:: SET EXERCISE ::
Skip the pictures and repeat each line of the data exactly.

:: INFORMATION PROVIDED ::
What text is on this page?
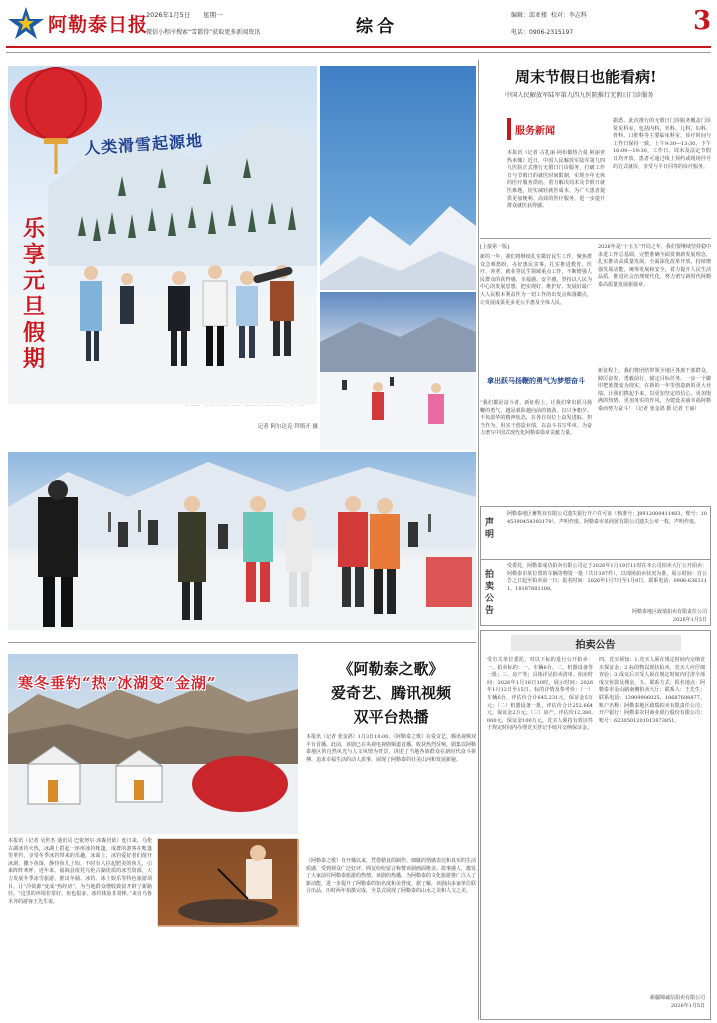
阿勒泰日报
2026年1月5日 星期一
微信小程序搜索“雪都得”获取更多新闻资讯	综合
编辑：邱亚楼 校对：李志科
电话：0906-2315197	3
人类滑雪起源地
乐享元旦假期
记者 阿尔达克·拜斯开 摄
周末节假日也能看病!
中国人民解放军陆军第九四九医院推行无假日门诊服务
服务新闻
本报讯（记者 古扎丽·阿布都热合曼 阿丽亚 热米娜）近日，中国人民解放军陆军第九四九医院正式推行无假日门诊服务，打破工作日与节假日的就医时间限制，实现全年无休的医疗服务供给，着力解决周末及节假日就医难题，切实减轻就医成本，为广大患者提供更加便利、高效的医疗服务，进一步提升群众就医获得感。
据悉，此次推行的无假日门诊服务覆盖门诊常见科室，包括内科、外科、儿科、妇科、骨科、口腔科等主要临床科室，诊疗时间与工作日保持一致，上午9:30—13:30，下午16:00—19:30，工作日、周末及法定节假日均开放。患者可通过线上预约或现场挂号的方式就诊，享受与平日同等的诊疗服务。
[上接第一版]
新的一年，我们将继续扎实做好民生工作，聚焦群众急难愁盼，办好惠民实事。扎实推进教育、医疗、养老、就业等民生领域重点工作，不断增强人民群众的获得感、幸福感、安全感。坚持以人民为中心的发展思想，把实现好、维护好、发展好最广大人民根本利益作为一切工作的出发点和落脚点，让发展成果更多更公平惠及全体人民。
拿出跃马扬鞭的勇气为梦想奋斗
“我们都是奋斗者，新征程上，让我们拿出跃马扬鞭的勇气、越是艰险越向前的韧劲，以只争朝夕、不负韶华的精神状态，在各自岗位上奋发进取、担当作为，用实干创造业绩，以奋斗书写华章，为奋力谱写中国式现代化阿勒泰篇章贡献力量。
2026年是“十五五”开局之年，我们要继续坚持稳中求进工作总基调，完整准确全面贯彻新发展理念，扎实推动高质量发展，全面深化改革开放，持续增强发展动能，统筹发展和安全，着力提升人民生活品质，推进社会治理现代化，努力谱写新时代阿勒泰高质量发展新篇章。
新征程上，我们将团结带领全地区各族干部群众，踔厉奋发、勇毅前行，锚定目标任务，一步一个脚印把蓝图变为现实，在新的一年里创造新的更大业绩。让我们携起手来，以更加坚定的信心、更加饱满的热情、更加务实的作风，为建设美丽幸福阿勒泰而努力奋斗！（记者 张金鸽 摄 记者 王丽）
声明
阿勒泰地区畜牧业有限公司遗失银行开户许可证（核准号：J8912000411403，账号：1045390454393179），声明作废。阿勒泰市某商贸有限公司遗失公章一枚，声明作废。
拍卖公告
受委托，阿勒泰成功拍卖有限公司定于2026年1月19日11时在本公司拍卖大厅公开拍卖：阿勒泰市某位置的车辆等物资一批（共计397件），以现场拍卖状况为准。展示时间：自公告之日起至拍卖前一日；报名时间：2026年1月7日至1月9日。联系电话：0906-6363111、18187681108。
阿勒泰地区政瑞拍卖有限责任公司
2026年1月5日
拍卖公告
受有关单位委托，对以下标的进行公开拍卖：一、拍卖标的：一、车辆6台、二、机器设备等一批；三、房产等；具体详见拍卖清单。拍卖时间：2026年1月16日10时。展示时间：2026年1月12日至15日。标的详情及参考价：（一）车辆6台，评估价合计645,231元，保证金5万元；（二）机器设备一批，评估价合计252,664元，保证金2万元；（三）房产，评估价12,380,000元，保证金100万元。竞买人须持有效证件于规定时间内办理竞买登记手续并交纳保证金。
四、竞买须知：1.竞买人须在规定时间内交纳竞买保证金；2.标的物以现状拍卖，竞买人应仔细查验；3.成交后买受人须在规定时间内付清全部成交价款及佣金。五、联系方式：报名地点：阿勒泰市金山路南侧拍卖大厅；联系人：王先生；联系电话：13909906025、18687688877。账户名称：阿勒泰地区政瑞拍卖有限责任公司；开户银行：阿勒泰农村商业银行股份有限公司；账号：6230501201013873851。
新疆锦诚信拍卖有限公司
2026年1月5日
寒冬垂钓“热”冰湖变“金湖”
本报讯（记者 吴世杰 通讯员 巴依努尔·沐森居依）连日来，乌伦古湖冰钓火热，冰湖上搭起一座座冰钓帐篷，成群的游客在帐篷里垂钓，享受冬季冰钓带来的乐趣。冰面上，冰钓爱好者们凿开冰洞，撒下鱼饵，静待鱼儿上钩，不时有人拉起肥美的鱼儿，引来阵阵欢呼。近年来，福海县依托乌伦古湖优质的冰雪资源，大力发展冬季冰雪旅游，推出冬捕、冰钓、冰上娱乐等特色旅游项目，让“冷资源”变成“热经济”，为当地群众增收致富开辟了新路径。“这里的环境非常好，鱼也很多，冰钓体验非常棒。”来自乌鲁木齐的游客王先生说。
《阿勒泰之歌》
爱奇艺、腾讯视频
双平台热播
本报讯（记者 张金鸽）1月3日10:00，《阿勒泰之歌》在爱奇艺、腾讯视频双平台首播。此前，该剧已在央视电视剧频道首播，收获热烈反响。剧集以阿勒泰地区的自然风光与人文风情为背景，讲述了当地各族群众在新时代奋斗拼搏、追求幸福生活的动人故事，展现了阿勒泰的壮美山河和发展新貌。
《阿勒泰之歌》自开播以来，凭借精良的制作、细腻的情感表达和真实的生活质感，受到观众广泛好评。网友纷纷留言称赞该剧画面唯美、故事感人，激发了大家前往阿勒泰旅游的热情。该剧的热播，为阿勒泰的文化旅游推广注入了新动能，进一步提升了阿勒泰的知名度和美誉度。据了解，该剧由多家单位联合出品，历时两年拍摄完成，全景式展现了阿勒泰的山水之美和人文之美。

:: TASK RESPONSE ::
What text is on this page?
阿勒泰日报
2026年1月5日 星期一
微信小程序搜索“雪都得”获取更多新闻资讯	综合
编辑：邱亚楼 校对：李志科
电话：0906-2315197	3
人类滑雪起源地
乐享元旦假期
记者 阿尔达克·拜斯开 摄
周末节假日也能看病!
中国人民解放军陆军第九四九医院推行无假日门诊服务
服务新闻
本报讯（记者 古扎丽·阿布都热合曼 阿丽亚 热米娜）近日，中国人民解放军陆军第九四九医院正式推行无假日门诊服务，打破工作日与节假日的就医时间限制，实现全年无休的医疗服务供给，着力解决周末及节假日就医难题，切实减轻就医成本，为广大患者提供更加便利、高效的医疗服务，进一步提升群众就医获得感。
据悉，此次推行的无假日门诊服务覆盖门诊常见科室，包括内科、外科、儿科、妇科、骨科、口腔科等主要临床科室，诊疗时间与工作日保持一致，上午9:30—13:30，下午16:00—19:30，工作日、周末及法定节假日均开放。患者可通过线上预约或现场挂号的方式就诊，享受与平日同等的诊疗服务。
[上接第一版]
新的一年，我们将继续扎实做好民生工作，聚焦群众急难愁盼，办好惠民实事。扎实推进教育、医疗、养老、就业等民生领域重点工作，不断增强人民群众的获得感、幸福感、安全感。坚持以人民为中心的发展思想，把实现好、维护好、发展好最广大人民根本利益作为一切工作的出发点和落脚点，让发展成果更多更公平惠及全体人民。
拿出跃马扬鞭的勇气为梦想奋斗
“我们都是奋斗者，新征程上，让我们拿出跃马扬鞭的勇气、越是艰险越向前的韧劲，以只争朝夕、不负韶华的精神状态，在各自岗位上奋发进取、担当作为，用实干创造业绩，以奋斗书写华章，为奋力谱写中国式现代化阿勒泰篇章贡献力量。
2026年是“十五五”开局之年，我们要继续坚持稳中求进工作总基调，完整准确全面贯彻新发展理念，扎实推动高质量发展，全面深化改革开放，持续增强发展动能，统筹发展和安全，着力提升人民生活品质，推进社会治理现代化，努力谱写新时代阿勒泰高质量发展新篇章。
新征程上，我们将团结带领全地区各族干部群众，踔厉奋发、勇毅前行，锚定目标任务，一步一个脚印把蓝图变为现实，在新的一年里创造新的更大业绩。让我们携起手来，以更加坚定的信心、更加饱满的热情、更加务实的作风，为建设美丽幸福阿勒泰而努力奋斗！（记者 张金鸽 摄 记者 王丽）
声明
阿勒泰地区畜牧业有限公司遗失银行开户许可证（核准号：J8912000411403，账号：1045390454393179），声明作废。阿勒泰市某商贸有限公司遗失公章一枚，声明作废。
拍卖公告
受委托，阿勒泰成功拍卖有限公司定于2026年1月19日11时在本公司拍卖大厅公开拍卖：阿勒泰市某位置的车辆等物资一批（共计397件），以现场拍卖状况为准。展示时间：自公告之日起至拍卖前一日；报名时间：2026年1月7日至1月9日。联系电话：0906-6363111、18187681108。
阿勒泰地区政瑞拍卖有限责任公司
2026年1月5日
拍卖公告
受有关单位委托，对以下标的进行公开拍卖：一、拍卖标的：一、车辆6台、二、机器设备等一批；三、房产等；具体详见拍卖清单。拍卖时间：2026年1月16日10时。展示时间：2026年1月12日至15日。标的详情及参考价：（一）车辆6台，评估价合计645,231元，保证金5万元；（二）机器设备一批，评估价合计252,664元，保证金2万元；（三）房产，评估价12,380,000元，保证金100万元。竞买人须持有效证件于规定时间内办理竞买登记手续并交纳保证金。
四、竞买须知：1.竞买人须在规定时间内交纳竞买保证金；2.标的物以现状拍卖，竞买人应仔细查验；3.成交后买受人须在规定时间内付清全部成交价款及佣金。五、联系方式：报名地点：阿勒泰市金山路南侧拍卖大厅；联系人：王先生；联系电话：13909906025、18687688877。账户名称：阿勒泰地区政瑞拍卖有限责任公司；开户银行：阿勒泰农村商业银行股份有限公司；账号：6230501201013873851。
新疆锦诚信拍卖有限公司
2026年1月5日
寒冬垂钓“热”冰湖变“金湖”
本报讯（记者 吴世杰 通讯员 巴依努尔·沐森居依）连日来，乌伦古湖冰钓火热，冰湖上搭起一座座冰钓帐篷，成群的游客在帐篷里垂钓，享受冬季冰钓带来的乐趣。冰面上，冰钓爱好者们凿开冰洞，撒下鱼饵，静待鱼儿上钩，不时有人拉起肥美的鱼儿，引来阵阵欢呼。近年来，福海县依托乌伦古湖优质的冰雪资源，大力发展冬季冰雪旅游，推出冬捕、冰钓、冰上娱乐等特色旅游项目，让“冷资源”变成“热经济”，为当地群众增收致富开辟了新路径。“这里的环境非常好，鱼也很多，冰钓体验非常棒。”来自乌鲁木齐的游客王先生说。
《阿勒泰之歌》
爱奇艺、腾讯视频
双平台热播
本报讯（记者 张金鸽）1月3日10:00，《阿勒泰之歌》在爱奇艺、腾讯视频双平台首播。此前，该剧已在央视电视剧频道首播，收获热烈反响。剧集以阿勒泰地区的自然风光与人文风情为背景，讲述了当地各族群众在新时代奋斗拼搏、追求幸福生活的动人故事，展现了阿勒泰的壮美山河和发展新貌。
《阿勒泰之歌》自开播以来，凭借精良的制作、细腻的情感表达和真实的生活质感，受到观众广泛好评。网友纷纷留言称赞该剧画面唯美、故事感人，激发了大家前往阿勒泰旅游的热情。该剧的热播，为阿勒泰的文化旅游推广注入了新动能，进一步提升了阿勒泰的知名度和美誉度。据了解，该剧由多家单位联合出品，历时两年拍摄完成，全景式展现了阿勒泰的山水之美和人文之美。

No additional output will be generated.